- [引用文]
また、得られたスラリー触媒を用い、上記製造例1の方法でポリエーテルポリオールを製造し、超高分子量成分の含有率を測定した。
これらの結果を表3に示す(以下、特に断りのない場合は同様である)。
【0057】
[例2]
本例では、水分量調整工程を設けて、例1より水分量を低く調整した。
すなわち、例1と同様にしてスラリー触媒(触媒1)を調製し、さらに水分量調整工程として、減圧下にて115℃、6時間の条件で乾燥させて揮発性成分を留去した後、乾燥窒素を導入して常圧に戻し、スラリー触媒(触媒2)を得た。
得られたスラリー触媒について、例1と同様にして測定した。
【0058】
[例3]
本例では、水分量調整工程を設けて、例1より水分量を低く調整した。
具体的には、例2の水分量調整工程における乾燥時間を6時間から4時間に変更した。それ以外は例2と同様にしてスラリー触媒(触媒3)を得た。
得られたスラリー触媒について、例1と同様にして測定した。
【0059】
[例4]
本例では、例2と同様にして製造したスラリー触媒(触媒2)に、さらに分散媒を加えて目的のスラリー触媒を製造した。
すなわち、例2と同様にして製造したスラリー触媒(触媒2)に、製造例1における開始剤1であるポリオキシプロピレントリオールを、固形分含有量が0.0292質量%となるように加えた後、さらに水分量調整工程として、減圧下にて130℃、3時間の条件で乾燥させて揮発性成分を留去した後、乾燥窒素を導入して常圧に戻し、スラリー触媒(触媒4)を得た。
得られたスラリー触媒について、例1と同様にして測定した。
【0060】
[例5]
本例では、例2よりも、さらに水分量を低く調整した。
すなわち、例1と同様にして、TBA-DMC触媒がTBAと水の混合液中に分散した分散液(1)を調製し、これをろ過した。例1では、得られたろ過ケーキにポリオールP1を添加したが、本例ではポリオールP1を添加する前に、ろ過ケーキを凍結乾燥した。得られた凍結乾燥品を固形分含有量が5質量%となるようにポリオールP1に分散させてスラリー触媒(触媒5)を得た。
得られたスラリー触媒について、例1と同様にして測定した。
なお、触媒活性寿命の測定において触媒活性を示さなかったため、耐水性、及び超高分子量成分の含有率については評価しなかった。
【0061】
[例6]
本例では、例2のスラリー触媒(触媒2)の水分量を高めてスラリー触媒(触媒6)を製造した。
すなわち、例2で得たスラリー触媒(触媒2)を、雰囲気温度40℃、相対湿度80%の高湿度雰囲気中に7日間放置してスラリー触媒(触媒6)を得た。

- [作業内容]
引用文の例3では、例2の水分量調整工程における乾燥時間を何時間に変更したか。 以下の資料はこの作業には関係しない。

データソースの項目
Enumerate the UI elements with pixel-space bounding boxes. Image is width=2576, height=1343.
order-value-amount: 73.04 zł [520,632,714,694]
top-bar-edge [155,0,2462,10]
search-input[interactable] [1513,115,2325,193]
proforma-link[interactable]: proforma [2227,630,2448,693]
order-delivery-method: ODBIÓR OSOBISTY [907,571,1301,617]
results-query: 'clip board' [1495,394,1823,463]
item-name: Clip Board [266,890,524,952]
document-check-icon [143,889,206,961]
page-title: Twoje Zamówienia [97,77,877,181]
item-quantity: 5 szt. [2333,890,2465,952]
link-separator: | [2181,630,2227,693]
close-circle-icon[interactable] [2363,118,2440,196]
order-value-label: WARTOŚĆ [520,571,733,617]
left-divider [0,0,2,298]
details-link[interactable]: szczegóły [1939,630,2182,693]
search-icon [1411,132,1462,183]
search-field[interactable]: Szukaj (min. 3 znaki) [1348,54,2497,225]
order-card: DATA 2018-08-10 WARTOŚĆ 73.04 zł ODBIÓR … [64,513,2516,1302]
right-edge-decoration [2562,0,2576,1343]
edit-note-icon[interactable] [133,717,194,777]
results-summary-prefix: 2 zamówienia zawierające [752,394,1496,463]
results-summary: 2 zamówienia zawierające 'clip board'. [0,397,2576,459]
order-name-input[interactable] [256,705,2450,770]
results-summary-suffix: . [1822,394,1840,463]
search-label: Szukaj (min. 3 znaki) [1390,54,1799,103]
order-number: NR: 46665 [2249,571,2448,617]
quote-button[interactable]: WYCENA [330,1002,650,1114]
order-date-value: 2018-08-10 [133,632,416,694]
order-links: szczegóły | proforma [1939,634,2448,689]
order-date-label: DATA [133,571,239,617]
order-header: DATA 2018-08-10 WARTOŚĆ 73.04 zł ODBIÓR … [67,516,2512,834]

- [解答例]
6時間から4時間に変更した。